● **TASK PROMPT**: Return the lines of the material below verbatim, beginning at the line that contains "y-axis-label: Density [20,217,35,267]" and stopping after the line that contains "axes-frame [79,57,577,428]".

● **DATA EXTRACT**:
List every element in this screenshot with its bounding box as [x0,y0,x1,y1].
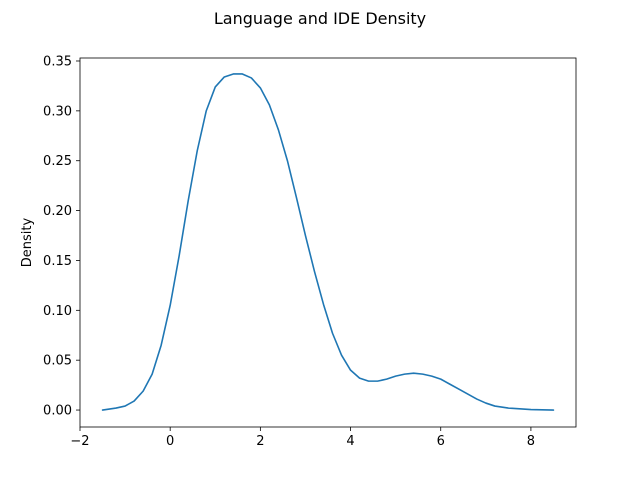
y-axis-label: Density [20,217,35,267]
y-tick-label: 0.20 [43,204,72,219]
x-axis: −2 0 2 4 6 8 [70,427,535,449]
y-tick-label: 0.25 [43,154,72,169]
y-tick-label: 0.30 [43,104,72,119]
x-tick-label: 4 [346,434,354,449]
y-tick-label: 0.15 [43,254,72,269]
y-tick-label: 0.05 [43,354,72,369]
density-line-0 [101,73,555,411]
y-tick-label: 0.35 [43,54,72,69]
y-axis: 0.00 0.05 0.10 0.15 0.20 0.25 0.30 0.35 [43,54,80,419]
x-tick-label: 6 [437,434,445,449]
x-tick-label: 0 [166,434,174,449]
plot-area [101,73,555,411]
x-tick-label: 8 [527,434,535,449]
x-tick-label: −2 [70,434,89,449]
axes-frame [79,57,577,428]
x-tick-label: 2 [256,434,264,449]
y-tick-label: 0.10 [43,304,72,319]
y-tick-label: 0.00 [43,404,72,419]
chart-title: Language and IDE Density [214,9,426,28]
---
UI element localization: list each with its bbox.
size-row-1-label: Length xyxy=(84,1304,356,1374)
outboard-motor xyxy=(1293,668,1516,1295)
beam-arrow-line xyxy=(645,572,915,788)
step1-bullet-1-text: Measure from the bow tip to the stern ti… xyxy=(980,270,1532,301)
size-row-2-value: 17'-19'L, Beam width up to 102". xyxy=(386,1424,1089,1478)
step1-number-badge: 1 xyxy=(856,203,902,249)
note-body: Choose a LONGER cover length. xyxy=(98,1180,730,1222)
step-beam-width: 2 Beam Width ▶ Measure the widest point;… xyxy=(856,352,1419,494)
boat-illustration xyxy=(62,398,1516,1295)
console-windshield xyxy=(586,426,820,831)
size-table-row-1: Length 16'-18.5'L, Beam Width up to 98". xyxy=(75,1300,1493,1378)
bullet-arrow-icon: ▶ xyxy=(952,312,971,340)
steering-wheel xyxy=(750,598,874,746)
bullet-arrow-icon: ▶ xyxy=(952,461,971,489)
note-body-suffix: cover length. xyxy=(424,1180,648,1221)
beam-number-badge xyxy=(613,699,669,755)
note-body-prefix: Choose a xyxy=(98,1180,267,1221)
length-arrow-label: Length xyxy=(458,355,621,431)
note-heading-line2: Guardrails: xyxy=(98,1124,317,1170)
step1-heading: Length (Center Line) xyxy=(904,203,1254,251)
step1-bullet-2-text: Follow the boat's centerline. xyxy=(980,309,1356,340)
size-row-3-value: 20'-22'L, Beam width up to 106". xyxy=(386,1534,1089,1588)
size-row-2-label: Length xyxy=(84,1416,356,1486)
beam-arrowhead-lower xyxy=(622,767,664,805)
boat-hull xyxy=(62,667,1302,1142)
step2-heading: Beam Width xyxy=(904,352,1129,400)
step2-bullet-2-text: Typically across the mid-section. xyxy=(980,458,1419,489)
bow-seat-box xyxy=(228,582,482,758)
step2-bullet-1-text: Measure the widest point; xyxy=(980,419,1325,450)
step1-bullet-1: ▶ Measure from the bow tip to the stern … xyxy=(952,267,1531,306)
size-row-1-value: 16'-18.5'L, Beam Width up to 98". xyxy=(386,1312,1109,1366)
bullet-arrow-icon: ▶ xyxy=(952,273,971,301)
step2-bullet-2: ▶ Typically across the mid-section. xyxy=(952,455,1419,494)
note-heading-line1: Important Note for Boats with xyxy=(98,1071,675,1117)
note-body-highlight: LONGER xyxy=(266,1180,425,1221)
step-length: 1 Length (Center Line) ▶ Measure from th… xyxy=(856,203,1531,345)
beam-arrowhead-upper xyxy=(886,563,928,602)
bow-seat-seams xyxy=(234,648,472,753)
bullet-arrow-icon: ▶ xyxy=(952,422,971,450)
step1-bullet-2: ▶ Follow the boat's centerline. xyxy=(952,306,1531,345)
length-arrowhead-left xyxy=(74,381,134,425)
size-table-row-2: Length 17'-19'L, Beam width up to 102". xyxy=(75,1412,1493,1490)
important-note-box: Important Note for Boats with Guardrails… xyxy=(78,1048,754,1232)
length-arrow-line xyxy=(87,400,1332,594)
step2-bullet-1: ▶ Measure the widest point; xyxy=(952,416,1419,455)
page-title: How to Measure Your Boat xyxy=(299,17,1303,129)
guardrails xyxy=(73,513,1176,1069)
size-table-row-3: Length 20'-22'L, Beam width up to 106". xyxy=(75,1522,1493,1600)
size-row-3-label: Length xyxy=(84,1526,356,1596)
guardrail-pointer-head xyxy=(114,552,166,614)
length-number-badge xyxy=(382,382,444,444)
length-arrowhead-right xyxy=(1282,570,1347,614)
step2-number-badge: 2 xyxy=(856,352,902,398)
--
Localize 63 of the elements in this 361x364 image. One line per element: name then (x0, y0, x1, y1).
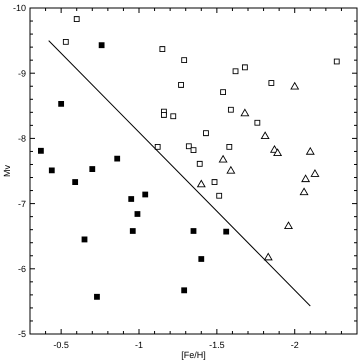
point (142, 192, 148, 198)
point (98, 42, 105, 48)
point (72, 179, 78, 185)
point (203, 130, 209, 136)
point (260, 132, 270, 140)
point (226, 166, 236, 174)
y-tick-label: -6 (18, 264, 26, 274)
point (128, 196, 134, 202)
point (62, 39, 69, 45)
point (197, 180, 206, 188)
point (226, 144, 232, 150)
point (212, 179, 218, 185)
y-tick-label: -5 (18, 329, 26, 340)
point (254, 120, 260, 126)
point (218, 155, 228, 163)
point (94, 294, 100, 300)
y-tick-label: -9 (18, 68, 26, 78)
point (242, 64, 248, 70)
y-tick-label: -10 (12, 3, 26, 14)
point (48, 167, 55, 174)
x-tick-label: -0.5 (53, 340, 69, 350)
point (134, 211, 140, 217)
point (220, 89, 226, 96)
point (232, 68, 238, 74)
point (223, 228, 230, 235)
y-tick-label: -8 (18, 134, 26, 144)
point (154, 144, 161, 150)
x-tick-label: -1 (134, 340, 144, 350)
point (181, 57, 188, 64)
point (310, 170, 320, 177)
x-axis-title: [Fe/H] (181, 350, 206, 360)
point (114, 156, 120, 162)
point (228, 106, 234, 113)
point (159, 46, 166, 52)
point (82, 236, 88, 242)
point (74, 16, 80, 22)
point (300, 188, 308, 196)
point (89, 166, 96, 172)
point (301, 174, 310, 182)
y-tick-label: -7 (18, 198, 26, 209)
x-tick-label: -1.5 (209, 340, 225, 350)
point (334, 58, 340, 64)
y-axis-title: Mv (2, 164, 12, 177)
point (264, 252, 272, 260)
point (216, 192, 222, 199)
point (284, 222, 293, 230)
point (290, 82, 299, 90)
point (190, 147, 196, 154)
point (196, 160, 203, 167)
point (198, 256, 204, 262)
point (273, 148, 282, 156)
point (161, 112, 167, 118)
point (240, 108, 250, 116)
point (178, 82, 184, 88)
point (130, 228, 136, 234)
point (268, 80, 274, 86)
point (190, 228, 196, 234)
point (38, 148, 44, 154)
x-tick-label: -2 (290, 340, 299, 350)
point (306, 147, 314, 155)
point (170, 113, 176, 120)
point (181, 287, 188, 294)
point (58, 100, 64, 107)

● **FULL OUTPUT**:
y-axis-label: Density [20,217,35,267]
y-tick-label: 0.20 [43,204,72,219]
x-axis: −2 0 2 4 6 8 [70,427,535,449]
y-tick-label: 0.25 [43,154,72,169]
y-tick-label: 0.30 [43,104,72,119]
x-tick-label: 4 [346,434,354,449]
y-tick-label: 0.15 [43,254,72,269]
y-tick-label: 0.05 [43,354,72,369]
density-line-0 [101,73,555,411]
y-tick-label: 0.35 [43,54,72,69]
y-axis: 0.00 0.05 0.10 0.15 0.20 0.25 0.30 0.35 [43,54,80,419]
x-tick-label: 6 [437,434,445,449]
x-tick-label: 0 [166,434,174,449]
plot-area [101,73,555,411]
x-tick-label: 8 [527,434,535,449]
x-tick-label: −2 [70,434,89,449]
axes-frame [79,57,577,428]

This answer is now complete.